» **DATASET EXTRACT**
* * * * * * * * *
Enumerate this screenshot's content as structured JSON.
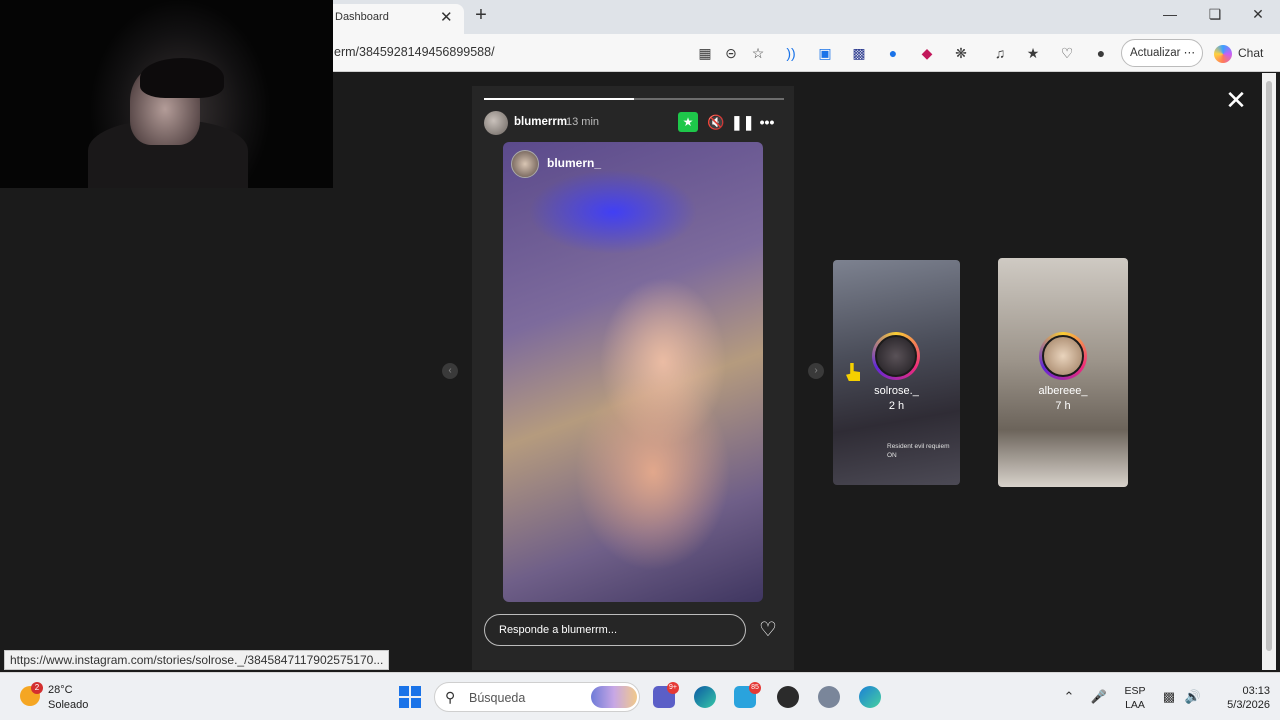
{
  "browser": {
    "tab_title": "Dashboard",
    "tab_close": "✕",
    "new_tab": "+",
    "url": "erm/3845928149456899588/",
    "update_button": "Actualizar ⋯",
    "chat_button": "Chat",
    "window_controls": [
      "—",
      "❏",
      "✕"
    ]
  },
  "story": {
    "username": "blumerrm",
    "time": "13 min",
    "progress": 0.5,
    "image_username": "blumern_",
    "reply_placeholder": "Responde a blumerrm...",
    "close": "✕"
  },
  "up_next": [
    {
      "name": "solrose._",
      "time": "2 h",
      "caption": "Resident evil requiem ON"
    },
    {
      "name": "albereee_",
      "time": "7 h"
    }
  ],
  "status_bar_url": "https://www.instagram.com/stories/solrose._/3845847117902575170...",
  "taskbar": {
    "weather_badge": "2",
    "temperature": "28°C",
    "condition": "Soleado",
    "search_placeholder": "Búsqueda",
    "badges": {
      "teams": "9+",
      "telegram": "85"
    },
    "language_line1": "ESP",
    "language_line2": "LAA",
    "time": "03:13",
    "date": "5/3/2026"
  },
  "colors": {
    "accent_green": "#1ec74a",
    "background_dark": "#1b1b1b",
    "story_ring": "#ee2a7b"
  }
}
* * * * * * * * *
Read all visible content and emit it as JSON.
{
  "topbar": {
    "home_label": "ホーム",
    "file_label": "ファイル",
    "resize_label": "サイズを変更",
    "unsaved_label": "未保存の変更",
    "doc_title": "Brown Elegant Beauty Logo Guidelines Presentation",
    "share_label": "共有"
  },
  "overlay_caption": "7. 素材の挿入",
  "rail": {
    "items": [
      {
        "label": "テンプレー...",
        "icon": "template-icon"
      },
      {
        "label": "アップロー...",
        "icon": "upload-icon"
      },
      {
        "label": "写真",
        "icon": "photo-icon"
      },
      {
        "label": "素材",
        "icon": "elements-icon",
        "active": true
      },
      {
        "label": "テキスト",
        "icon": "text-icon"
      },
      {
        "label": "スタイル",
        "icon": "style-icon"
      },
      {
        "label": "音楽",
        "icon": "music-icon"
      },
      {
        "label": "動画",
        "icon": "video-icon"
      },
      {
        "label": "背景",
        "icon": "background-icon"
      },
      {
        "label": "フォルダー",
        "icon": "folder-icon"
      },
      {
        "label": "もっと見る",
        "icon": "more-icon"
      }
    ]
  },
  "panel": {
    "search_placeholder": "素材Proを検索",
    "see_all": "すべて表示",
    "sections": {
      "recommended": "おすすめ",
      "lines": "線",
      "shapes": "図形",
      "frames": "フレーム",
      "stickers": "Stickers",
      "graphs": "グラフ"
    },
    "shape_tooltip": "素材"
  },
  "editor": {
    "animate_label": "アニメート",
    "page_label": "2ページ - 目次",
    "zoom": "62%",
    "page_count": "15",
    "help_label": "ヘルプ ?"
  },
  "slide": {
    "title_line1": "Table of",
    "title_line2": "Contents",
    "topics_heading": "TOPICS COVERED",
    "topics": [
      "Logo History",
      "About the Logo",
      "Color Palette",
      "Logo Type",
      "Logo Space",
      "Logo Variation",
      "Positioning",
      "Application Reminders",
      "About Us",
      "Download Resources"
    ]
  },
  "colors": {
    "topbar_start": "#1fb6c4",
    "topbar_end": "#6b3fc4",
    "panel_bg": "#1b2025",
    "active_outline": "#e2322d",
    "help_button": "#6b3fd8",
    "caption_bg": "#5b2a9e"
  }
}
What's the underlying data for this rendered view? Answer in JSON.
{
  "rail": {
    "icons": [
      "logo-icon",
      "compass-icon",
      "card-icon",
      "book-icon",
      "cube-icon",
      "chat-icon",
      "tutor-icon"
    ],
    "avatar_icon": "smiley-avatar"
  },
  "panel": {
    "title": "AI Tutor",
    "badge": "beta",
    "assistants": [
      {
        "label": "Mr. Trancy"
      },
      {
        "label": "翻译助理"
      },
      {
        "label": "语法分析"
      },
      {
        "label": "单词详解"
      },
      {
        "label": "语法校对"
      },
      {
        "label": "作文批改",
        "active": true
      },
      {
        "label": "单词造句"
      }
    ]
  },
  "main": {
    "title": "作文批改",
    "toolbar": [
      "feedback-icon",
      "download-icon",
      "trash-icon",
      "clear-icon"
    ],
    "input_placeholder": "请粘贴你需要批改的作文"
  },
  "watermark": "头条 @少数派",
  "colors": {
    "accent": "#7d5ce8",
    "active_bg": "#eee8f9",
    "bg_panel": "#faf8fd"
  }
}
* * * * * * * * *
Each line above that includes "this" should be shown.

Enumerate this screenshot's content as structured JSON.
What's the underlying data for this rendered view? Answer in JSON.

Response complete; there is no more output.